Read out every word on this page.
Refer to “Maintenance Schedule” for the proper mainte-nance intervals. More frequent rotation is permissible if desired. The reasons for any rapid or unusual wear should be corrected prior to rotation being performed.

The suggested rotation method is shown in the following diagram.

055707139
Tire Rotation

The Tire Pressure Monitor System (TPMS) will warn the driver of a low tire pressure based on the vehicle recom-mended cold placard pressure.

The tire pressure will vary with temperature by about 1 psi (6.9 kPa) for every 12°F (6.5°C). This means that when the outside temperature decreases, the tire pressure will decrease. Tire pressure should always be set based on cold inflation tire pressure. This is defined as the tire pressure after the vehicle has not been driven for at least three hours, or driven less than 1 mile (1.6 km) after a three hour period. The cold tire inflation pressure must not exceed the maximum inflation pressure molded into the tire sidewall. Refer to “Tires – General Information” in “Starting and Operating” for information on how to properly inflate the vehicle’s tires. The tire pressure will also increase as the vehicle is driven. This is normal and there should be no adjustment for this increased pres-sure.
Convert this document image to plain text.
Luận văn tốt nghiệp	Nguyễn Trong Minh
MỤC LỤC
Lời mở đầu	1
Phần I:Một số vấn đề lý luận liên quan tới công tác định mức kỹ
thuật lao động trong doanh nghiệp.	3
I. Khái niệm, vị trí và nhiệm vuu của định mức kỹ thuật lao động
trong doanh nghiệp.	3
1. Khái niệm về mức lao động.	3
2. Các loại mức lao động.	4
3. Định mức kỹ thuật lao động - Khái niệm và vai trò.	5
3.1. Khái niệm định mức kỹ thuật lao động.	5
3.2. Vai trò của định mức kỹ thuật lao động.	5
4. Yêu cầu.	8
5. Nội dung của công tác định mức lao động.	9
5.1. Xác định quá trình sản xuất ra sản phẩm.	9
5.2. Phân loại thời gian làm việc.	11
※
* What you need to do *
Please reproduce the entire listing, exactly as shown.

* Solution *
Read out every word on this page.
Refer to “Maintenance Schedule” for the proper mainte-nance intervals. More frequent rotation is permissible if desired. The reasons for any rapid or unusual wear should be corrected prior to rotation being performed.

The suggested rotation method is shown in the following diagram.

055707139
Tire Rotation

The Tire Pressure Monitor System (TPMS) will warn the driver of a low tire pressure based on the vehicle recom-mended cold placard pressure.

The tire pressure will vary with temperature by about 1 psi (6.9 kPa) for every 12°F (6.5°C). This means that when the outside temperature decreases, the tire pressure will decrease. Tire pressure should always be set based on cold inflation tire pressure. This is defined as the tire pressure after the vehicle has not been driven for at least three hours, or driven less than 1 mile (1.6 km) after a three hour period. The cold tire inflation pressure must not exceed the maximum inflation pressure molded into the tire sidewall. Refer to “Tires – General Information” in “Starting and Operating” for information on how to properly inflate the vehicle’s tires. The tire pressure will also increase as the vehicle is driven. This is normal and there should be no adjustment for this increased pres-sure.
Convert this document image to plain text.
Luận văn tốt nghiệp	Nguyễn Trong Minh
MỤC LỤC
Lời mở đầu	1
Phần I:Một số vấn đề lý luận liên quan tới công tác định mức kỹ
thuật lao động trong doanh nghiệp.	3
I. Khái niệm, vị trí và nhiệm vuu của định mức kỹ thuật lao động
trong doanh nghiệp.	3
1. Khái niệm về mức lao động.	3
2. Các loại mức lao động.	4
3. Định mức kỹ thuật lao động - Khái niệm và vai trò.	5
3.1. Khái niệm định mức kỹ thuật lao động.	5
3.2. Vai trò của định mức kỹ thuật lao động.	5
4. Yêu cầu.	8
5. Nội dung của công tác định mức lao động.	9
5.1. Xác định quá trình sản xuất ra sản phẩm.	9
5.2. Phân loại thời gian làm việc.	11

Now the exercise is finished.